● Instrução dada a: Copia tal e qual as linhas dos registos, do início até à linha que contém "legend-bottom: kB Out/kB", incluindo essa linha.

● Passagem citada:
──────────────────────────────

No entanto, porque será que aparecem tão poucos filmes da "Era Moderna" (este termo é extremamente contestável, aliás eu próprio que o estou a utilizar não concordo com ele, mas para facilitar cá está)? Será que tem a ver com uma mente e uma visão do cinema pouco aberta e algo retrógrada por parte daqueles que o compõem, e aqui refiro-me naturalmente a críticos e realizadores? Será que é porque um filme com 30, 40, 50 anos de vida ganha um outro "estatuto", digamos assim, e seja mais fácil elegê-lo do que um filme com 10, 15, 20 anos? Ou será, pura e simplesmente, porque estes filmes que constam nesta lista são objectivamente melhores do que os outros? Ou, dito de uma forma mais extrema, o cinema de antigamente era melhor do que o actual?

Eu sinceramente não tenho uma resposta nem uma opinião definida sobre isto. E o mais provável é que não exista uma resposta certa e definitiva acerca do assunto. O que achas?

De resto, aproveito para saudar o vosso regresso, o regresso do Dial P For Popcorn, do qual já sentíamos falta!

Cumprimentos,

António Vieira


PS: um pequeno aparte, e em relação a esta lista, é com uma felicidade incrível que vejo nela Mulholland Drive, o meu filme preferido eheh

Jorge Rodrigues disse...


António -- Antes de mais, obrigado pelo comentário e pela discussão saudável que ele proporciona.

──────────────────────────────

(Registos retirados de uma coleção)
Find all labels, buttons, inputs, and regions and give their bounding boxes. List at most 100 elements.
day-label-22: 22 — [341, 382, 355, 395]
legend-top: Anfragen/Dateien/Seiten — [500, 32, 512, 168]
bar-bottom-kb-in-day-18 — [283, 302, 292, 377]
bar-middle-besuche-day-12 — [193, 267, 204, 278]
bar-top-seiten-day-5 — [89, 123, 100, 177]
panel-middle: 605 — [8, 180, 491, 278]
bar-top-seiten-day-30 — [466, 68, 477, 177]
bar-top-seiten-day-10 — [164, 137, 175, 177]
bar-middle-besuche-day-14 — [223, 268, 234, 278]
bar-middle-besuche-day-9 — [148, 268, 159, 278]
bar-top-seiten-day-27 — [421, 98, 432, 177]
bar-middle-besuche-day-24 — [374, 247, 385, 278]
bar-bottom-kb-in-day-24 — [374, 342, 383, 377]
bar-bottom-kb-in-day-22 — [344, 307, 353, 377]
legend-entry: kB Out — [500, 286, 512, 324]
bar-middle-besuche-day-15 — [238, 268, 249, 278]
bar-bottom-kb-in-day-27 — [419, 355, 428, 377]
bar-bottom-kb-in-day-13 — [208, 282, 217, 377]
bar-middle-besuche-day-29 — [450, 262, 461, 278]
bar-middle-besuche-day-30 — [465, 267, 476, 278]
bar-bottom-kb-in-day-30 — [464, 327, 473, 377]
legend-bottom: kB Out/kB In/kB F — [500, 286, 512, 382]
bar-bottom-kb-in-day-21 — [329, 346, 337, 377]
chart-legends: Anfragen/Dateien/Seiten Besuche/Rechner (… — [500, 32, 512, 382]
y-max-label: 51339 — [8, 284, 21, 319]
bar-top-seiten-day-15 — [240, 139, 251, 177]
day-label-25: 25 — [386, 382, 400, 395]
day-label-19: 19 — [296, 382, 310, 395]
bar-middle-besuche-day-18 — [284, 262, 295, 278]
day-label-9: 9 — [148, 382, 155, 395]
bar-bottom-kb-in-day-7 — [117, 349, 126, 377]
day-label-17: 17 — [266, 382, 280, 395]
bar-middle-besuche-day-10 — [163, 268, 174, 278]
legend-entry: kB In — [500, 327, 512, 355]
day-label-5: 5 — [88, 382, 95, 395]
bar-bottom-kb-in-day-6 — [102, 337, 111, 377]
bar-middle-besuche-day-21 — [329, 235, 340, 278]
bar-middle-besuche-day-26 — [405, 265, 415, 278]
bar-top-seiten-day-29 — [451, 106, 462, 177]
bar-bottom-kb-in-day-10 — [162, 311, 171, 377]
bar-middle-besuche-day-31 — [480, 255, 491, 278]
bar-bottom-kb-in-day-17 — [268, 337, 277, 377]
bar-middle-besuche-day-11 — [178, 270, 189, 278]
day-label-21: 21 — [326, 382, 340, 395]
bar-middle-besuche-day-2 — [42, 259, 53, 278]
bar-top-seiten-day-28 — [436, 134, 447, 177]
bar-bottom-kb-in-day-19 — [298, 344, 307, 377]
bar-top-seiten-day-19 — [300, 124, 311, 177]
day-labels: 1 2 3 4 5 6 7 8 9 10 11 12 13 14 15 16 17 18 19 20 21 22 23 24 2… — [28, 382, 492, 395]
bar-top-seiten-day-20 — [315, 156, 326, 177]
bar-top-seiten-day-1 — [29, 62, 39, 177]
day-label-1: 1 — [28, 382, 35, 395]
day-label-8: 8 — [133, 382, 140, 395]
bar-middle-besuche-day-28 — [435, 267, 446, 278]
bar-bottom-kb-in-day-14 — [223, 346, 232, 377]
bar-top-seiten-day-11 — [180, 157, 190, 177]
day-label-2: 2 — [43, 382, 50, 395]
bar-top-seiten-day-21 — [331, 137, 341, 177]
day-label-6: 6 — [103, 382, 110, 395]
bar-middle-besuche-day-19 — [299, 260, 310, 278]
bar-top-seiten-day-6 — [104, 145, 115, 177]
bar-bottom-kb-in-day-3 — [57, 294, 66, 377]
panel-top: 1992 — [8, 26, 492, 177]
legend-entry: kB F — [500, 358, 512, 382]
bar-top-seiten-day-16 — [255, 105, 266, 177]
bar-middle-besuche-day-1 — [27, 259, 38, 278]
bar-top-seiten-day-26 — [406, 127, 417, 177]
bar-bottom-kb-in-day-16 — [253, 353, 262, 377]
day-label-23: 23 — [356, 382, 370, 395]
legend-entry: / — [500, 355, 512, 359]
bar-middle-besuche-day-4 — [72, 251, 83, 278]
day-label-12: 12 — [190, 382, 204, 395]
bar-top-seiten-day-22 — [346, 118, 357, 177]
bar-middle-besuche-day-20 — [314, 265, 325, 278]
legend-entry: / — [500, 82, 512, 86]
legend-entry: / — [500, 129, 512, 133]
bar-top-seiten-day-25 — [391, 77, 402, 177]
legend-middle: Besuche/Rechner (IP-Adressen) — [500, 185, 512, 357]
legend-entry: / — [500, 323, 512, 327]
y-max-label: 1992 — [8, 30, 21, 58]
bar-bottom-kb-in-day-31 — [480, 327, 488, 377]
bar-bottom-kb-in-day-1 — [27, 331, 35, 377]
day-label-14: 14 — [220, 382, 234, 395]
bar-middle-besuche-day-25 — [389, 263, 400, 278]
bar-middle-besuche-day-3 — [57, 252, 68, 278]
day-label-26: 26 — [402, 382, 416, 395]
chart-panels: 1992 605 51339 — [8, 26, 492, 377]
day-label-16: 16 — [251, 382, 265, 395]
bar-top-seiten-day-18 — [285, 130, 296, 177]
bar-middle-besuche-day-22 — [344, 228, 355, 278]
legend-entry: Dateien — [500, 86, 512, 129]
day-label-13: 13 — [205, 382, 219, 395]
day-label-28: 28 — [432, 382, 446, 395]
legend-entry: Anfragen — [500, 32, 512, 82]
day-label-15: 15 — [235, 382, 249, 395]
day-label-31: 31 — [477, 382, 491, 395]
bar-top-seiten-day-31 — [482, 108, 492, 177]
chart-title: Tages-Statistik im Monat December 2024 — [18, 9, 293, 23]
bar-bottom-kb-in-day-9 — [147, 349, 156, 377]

──────────────────────────────

● Instrução dada b: Continua o texto sobre a lista de melhores filmes a partir da última frase apresentada.

● Resultado do exercício a:
Find all labels, buttons, inputs, and regions and give their bounding boxes. List at most 100 elements.
day-label-22: 22 — [341, 382, 355, 395]
legend-top: Anfragen/Dateien/Seiten — [500, 32, 512, 168]
bar-bottom-kb-in-day-18 — [283, 302, 292, 377]
bar-middle-besuche-day-12 — [193, 267, 204, 278]
bar-top-seiten-day-5 — [89, 123, 100, 177]
panel-middle: 605 — [8, 180, 491, 278]
bar-top-seiten-day-30 — [466, 68, 477, 177]
bar-top-seiten-day-10 — [164, 137, 175, 177]
bar-middle-besuche-day-14 — [223, 268, 234, 278]
bar-middle-besuche-day-9 — [148, 268, 159, 278]
bar-top-seiten-day-27 — [421, 98, 432, 177]
bar-middle-besuche-day-24 — [374, 247, 385, 278]
bar-bottom-kb-in-day-24 — [374, 342, 383, 377]
bar-bottom-kb-in-day-22 — [344, 307, 353, 377]
legend-entry: kB Out — [500, 286, 512, 324]
bar-middle-besuche-day-15 — [238, 268, 249, 278]
bar-bottom-kb-in-day-27 — [419, 355, 428, 377]
bar-bottom-kb-in-day-13 — [208, 282, 217, 377]
bar-middle-besuche-day-29 — [450, 262, 461, 278]
bar-middle-besuche-day-30 — [465, 267, 476, 278]
bar-bottom-kb-in-day-30 — [464, 327, 473, 377]
legend-bottom: kB Out/kB In/kB F — [500, 286, 512, 382]

● Resultado do exercício b:
Penso que não existe uma explicação simples para esse facto, mas acho que isto reside fundamentalmente em dois aspectos:

1) na idade, pois para muitos cinéfilos o estatuto, como bem referes, só se ganha com a idade. E muitos acreditam que um filme deve resistir aos anos para ser considerado digno de estar numa lista com os melhores de sempre.

2) os filmes modernos devem muito ao cinema clássico, e há a tendência a dar muito mais valor ao cinema clássico por isso, porque abriram o caminho ao que se faz hoje. E a verdade é que há filmes clássicos muitos simples (ex: Singin' in the Rain) que são muito mas muito simplistas na narrativa mas cuja riqueza, se fosse um filme feito hoje em dia, seria muito menor. É um filme que ganha valor não só pela sua inegável qualidade mas por ter sido feito na época em que foi feito.

E depois há a questão das modas: se fores comparar listas de outros anos, nota-se subidas e descidas interessantes. O próprio VERTIGO é um case study, tendo saltado na lista ao longo dos anos.

Há de facto cinéfilos mais conservadores (não diria retrógados) e há também aqueles que tendem a exagerar na valorização dos filmes mais modernos, há de tudo basicamente.

No fundo, estas listas não podem ser encaradas de forma académica, laica, séria. São um bom ponto de partida para qualquer cinéfilo seguir e perceber o que de bom se fez no cinema até ao momento em que ele pega na lista e daí eu acho natural que as pessoas que votam nestas listas peguem mais em filmes clássicos (até porque é uma forma de nunca os deixar cair em esquecimento). Tentar ver mais do que isto é tentar penetrar em milhares de mentes de uma só vez. É uma conjugação de factores que é impossível de explicar. :)

Obrigado e abraço!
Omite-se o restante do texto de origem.